DATA ROWS:
⁂
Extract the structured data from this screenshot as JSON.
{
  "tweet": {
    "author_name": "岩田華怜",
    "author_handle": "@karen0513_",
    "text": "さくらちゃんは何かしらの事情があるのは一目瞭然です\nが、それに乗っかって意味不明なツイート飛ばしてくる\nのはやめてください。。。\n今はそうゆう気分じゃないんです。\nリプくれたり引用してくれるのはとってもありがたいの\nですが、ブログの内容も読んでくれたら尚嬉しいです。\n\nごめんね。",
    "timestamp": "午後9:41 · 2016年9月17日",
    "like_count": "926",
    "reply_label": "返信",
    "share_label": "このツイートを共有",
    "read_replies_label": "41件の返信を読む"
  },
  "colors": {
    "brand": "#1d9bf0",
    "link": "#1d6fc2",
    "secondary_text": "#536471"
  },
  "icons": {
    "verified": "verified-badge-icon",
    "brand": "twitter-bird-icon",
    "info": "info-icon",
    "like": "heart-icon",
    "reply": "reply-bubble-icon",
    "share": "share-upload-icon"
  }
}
⁂
GIVEN INSTRUCTION: Set every line of the listing down word for word.

RESULT OF THIS EXERCISE:
Extract the structured data from this screenshot as JSON.
{
  "tweet": {
    "author_name": "岩田華怜",
    "author_handle": "@karen0513_",
    "text": "さくらちゃんは何かしらの事情があるのは一目瞭然です\nが、それに乗っかって意味不明なツイート飛ばしてくる\nのはやめてください。。。\n今はそうゆう気分じゃないんです。\nリプくれたり引用してくれるのはとってもありがたいの\nですが、ブログの内容も読んでくれたら尚嬉しいです。\n\nごめんね。",
    "timestamp": "午後9:41 · 2016年9月17日",
    "like_count": "926",
    "reply_label": "返信",
    "share_label": "このツイートを共有",
    "read_replies_label": "41件の返信を読む"
  },
  "colors": {
    "brand": "#1d9bf0",
    "link": "#1d6fc2",
    "secondary_text": "#536471"
  },
  "icons": {
    "verified": "verified-badge-icon",
    "brand": "twitter-bird-icon",
    "info": "info-icon",
    "like": "heart-icon",
    "reply": "reply-bubble-icon",
    "share": "share-upload-icon"
  }
}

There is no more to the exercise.